# TASK REQUIREMENTS
Among the entries below, find the lines with "these" and copy them.

# MATERIAL PROVIDED
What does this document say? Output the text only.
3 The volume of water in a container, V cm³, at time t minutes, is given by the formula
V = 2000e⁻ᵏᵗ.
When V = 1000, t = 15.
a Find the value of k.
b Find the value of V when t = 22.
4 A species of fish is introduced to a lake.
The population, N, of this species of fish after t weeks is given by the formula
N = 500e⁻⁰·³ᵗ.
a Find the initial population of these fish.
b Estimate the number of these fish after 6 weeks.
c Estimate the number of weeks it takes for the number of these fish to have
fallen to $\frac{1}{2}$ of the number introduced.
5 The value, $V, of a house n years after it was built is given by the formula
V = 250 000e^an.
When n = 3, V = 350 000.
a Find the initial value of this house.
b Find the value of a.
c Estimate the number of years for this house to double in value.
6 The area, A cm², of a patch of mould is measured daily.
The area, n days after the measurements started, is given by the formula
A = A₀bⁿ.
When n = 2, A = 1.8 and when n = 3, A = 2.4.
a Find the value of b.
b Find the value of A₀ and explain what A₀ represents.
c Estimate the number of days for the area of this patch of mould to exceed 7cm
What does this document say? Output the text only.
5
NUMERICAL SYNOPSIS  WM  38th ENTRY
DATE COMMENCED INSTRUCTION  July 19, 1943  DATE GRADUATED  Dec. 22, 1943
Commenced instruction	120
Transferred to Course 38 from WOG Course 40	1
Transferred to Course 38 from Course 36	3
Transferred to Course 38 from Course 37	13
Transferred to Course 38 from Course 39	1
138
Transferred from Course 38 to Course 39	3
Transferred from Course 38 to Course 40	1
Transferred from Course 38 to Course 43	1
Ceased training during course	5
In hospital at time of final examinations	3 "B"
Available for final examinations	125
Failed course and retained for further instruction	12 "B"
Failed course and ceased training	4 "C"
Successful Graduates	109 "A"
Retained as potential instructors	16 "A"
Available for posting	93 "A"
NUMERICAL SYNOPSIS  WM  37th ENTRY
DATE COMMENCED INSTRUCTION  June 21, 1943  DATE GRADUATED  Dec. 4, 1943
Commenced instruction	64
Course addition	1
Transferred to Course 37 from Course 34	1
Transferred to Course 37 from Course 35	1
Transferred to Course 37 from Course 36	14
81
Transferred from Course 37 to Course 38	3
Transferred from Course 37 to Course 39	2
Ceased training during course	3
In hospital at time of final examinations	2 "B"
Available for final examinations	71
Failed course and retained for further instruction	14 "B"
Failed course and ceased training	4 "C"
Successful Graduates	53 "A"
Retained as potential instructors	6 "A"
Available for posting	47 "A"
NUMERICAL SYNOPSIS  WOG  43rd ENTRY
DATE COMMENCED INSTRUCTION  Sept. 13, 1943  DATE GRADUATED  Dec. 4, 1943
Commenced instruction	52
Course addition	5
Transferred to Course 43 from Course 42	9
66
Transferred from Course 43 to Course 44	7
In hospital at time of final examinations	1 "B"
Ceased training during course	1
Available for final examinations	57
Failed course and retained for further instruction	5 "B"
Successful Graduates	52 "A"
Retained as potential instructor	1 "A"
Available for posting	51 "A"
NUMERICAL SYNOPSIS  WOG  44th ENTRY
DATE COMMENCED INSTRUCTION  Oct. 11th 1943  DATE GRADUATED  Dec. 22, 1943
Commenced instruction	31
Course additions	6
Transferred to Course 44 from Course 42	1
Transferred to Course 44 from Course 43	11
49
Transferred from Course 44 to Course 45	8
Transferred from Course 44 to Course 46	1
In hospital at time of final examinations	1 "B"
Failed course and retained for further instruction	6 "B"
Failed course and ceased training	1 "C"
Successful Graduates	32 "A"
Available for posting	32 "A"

# RESPONSE
a Find the initial population of these fish.
b Estimate the number of these fish after 6 weeks.
c Estimate the number of weeks it takes for the number of these fish to have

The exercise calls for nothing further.